DIRECTIVE >> Extract all of the entries and give them again, word for word.

─── RECORDS PROVIDED

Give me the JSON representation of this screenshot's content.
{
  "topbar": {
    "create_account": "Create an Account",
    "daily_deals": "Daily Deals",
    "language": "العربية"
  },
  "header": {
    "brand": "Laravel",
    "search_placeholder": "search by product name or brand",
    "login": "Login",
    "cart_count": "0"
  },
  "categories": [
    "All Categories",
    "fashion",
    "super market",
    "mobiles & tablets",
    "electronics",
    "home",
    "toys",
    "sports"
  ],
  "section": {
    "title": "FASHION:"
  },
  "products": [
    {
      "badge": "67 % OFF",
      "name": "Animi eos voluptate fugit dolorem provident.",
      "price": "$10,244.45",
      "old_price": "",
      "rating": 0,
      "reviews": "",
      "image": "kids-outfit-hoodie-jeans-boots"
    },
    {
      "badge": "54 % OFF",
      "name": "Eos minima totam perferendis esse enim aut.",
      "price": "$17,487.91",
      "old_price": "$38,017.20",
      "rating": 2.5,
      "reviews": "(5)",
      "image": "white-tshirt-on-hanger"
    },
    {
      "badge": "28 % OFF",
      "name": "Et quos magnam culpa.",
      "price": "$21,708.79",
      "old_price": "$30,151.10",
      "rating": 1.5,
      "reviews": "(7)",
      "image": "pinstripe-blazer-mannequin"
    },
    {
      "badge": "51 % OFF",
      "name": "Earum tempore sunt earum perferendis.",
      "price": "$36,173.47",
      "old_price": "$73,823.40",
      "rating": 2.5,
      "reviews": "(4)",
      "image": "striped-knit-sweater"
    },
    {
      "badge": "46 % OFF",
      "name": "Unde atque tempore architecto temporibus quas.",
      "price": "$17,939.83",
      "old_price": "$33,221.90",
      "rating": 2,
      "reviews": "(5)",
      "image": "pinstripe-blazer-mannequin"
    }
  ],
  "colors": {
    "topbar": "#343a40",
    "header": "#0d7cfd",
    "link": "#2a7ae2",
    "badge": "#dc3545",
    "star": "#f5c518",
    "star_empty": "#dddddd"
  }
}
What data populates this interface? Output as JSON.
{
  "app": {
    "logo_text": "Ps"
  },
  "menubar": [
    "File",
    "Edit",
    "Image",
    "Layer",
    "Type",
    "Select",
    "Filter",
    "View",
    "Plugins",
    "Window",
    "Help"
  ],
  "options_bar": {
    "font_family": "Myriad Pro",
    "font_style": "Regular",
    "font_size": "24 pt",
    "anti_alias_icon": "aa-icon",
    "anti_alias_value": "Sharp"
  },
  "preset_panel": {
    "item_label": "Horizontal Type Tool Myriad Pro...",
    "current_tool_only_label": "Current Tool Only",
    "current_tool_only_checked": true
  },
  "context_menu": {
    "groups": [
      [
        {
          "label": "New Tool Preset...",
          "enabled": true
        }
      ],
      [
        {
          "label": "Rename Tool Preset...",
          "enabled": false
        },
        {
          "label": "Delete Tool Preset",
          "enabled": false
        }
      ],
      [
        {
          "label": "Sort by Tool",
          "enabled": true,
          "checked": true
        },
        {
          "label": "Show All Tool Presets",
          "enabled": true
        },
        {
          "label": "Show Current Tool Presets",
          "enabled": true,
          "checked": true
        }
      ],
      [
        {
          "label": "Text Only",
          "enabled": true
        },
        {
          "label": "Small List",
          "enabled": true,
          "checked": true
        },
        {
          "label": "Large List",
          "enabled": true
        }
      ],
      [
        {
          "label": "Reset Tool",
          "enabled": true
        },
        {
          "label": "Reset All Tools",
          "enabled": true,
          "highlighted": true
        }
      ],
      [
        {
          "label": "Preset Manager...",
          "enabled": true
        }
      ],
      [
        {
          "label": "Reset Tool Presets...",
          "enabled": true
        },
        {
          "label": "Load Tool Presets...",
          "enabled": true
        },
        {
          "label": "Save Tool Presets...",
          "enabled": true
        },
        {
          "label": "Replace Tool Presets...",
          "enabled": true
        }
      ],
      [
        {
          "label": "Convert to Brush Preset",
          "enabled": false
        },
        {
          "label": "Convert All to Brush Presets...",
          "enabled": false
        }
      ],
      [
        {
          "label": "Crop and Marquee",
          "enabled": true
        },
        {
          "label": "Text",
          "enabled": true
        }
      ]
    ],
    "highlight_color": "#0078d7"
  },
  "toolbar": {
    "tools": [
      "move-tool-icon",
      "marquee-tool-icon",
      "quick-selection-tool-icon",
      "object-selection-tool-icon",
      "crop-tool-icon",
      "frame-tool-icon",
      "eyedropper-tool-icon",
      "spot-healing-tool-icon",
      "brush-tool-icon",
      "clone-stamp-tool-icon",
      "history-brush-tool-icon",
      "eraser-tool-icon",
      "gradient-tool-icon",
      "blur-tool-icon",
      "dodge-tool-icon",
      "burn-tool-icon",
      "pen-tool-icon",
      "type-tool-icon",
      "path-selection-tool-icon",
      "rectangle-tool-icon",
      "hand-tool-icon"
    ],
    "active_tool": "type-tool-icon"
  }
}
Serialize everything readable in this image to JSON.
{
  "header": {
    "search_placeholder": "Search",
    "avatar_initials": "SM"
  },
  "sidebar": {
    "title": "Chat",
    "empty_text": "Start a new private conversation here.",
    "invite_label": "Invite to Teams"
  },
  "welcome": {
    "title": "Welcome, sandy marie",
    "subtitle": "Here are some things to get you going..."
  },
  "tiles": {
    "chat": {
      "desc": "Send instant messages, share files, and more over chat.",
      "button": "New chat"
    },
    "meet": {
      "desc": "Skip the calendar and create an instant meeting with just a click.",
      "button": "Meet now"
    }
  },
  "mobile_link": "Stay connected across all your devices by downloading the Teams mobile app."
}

──────

FINAL RESULT >>
Give me the JSON representation of this screenshot's content.
{
  "topbar": {
    "create_account": "Create an Account",
    "daily_deals": "Daily Deals",
    "language": "العربية"
  },
  "header": {
    "brand": "Laravel",
    "search_placeholder": "search by product name or brand",
    "login": "Login",
    "cart_count": "0"
  },
  "categories": [
    "All Categories",
    "fashion",
    "super market",
    "mobiles & tablets",
    "electronics",
    "home",
    "toys",
    "sports"
  ],
  "section": {
    "title": "FASHION:"
  },
  "products": [
    {
      "badge": "67 % OFF",
      "name": "Animi eos voluptate fugit dolorem provident.",
      "price": "$10,244.45",
      "old_price": "",
      "rating": 0,
      "reviews": "",
      "image": "kids-outfit-hoodie-jeans-boots"
    },
    {
      "badge": "54 % OFF",
      "name": "Eos minima totam perferendis esse enim aut.",
      "price": "$17,487.91",
      "old_price": "$38,017.20",
      "rating": 2.5,
      "reviews": "(5)",
      "image": "white-tshirt-on-hanger"
    },
    {
      "badge": "28 % OFF",
      "name": "Et quos magnam culpa.",
      "price": "$21,708.79",
      "old_price": "$30,151.10",
      "rating": 1.5,
      "reviews": "(7)",
      "image": "pinstripe-blazer-mannequin"
    },
    {
      "badge": "51 % OFF",
      "name": "Earum tempore sunt earum perferendis.",
      "price": "$36,173.47",
      "old_price": "$73,823.40",
      "rating": 2.5,
      "reviews": "(4)",
      "image": "striped-knit-sweater"
    },
    {
      "badge": "46 % OFF",
      "name": "Unde atque tempore architecto temporibus quas.",
      "price": "$17,939.83",
      "old_price": "$33,221.90",
      "rating": 2,
      "reviews": "(5)",
      "image": "pinstripe-blazer-mannequin"
    }
  ],
  "colors": {
    "topbar": "#343a40",
    "header": "#0d7cfd",
    "link": "#2a7ae2",
    "badge": "#dc3545",
    "star": "#f5c518",
    "star_empty": "#dddddd"
  }
}
What data populates this interface? Output as JSON.
{
  "app": {
    "logo_text": "Ps"
  },
  "menubar": [
    "File",
    "Edit",
    "Image",
    "Layer",
    "Type",
    "Select",
    "Filter",
    "View",
    "Plugins",
    "Window",
    "Help"
  ],
  "options_bar": {
    "font_family": "Myriad Pro",
    "font_style": "Regular",
    "font_size": "24 pt",
    "anti_alias_icon": "aa-icon",
    "anti_alias_value": "Sharp"
  },
  "preset_panel": {
    "item_label": "Horizontal Type Tool Myriad Pro...",
    "current_tool_only_label": "Current Tool Only",
    "current_tool_only_checked": true
  },
  "context_menu": {
    "groups": [
      [
        {
          "label": "New Tool Preset...",
          "enabled": true
        }
      ],
      [
        {
          "label": "Rename Tool Preset...",
          "enabled": false
        },
        {
          "label": "Delete Tool Preset",
          "enabled": false
        }
      ],
      [
        {
          "label": "Sort by Tool",
          "enabled": true,
          "checked": true
        },
        {
          "label": "Show All Tool Presets",
          "enabled": true
        },
        {
          "label": "Show Current Tool Presets",
          "enabled": true,
          "checked": true
        }
      ],
      [
        {
          "label": "Text Only",
          "enabled": true
        },
        {
          "label": "Small List",
          "enabled": true,
          "checked": true
        },
        {
          "label": "Large List",
          "enabled": true
        }
      ],
      [
        {
          "label": "Reset Tool",
          "enabled": true
        },
        {
          "label": "Reset All Tools",
          "enabled": true,
          "highlighted": true
        }
      ],
      [
        {
          "label": "Preset Manager...",
          "enabled": true
        }
      ],
      [
        {
          "label": "Reset Tool Presets...",
          "enabled": true
        },
        {
          "label": "Load Tool Presets...",
          "enabled": true
        },
        {
          "label": "Save Tool Presets...",
          "enabled": true
        },
        {
          "label": "Replace Tool Presets...",
          "enabled": true
        }
      ],
      [
        {
          "label": "Convert to Brush Preset",
          "enabled": false
        },
        {
          "label": "Convert All to Brush Presets...",
          "enabled": false
        }
      ],
      [
        {
          "label": "Crop and Marquee",
          "enabled": true
        },
        {
          "label": "Text",
          "enabled": true
        }
      ]
    ],
    "highlight_color": "#0078d7"
  },
  "toolbar": {
    "tools": [
      "move-tool-icon",
      "marquee-tool-icon",
      "quick-selection-tool-icon",
      "object-selection-tool-icon",
      "crop-tool-icon",
      "frame-tool-icon",
      "eyedropper-tool-icon",
      "spot-healing-tool-icon",
      "brush-tool-icon",
      "clone-stamp-tool-icon",
      "history-brush-tool-icon",
      "eraser-tool-icon",
      "gradient-tool-icon",
      "blur-tool-icon",
      "dodge-tool-icon",
      "burn-tool-icon",
      "pen-tool-icon",
      "type-tool-icon",
      "path-selection-tool-icon",
      "rectangle-tool-icon",
      "hand-tool-icon"
    ],
    "active_tool": "type-tool-icon"
  }
}
Serialize everything readable in this image to JSON.
{
  "header": {
    "search_placeholder": "Search",
    "avatar_initials": "SM"
  },
  "sidebar": {
    "title": "Chat",
    "empty_text": "Start a new private conversation here.",
    "invite_label": "Invite to Teams"
  },
  "welcome": {
    "title": "Welcome, sandy marie",
    "subtitle": "Here are some things to get you going..."
  },
  "tiles": {
    "chat": {
      "desc": "Send instant messages, share files, and more over chat.",
      "button": "New chat"
    },
    "meet": {
      "desc": "Skip the calendar and create an instant meeting with just a click.",
      "button": "Meet now"
    }
  },
  "mobile_link": "Stay connected across all your devices by downloading the Teams mobile app."
}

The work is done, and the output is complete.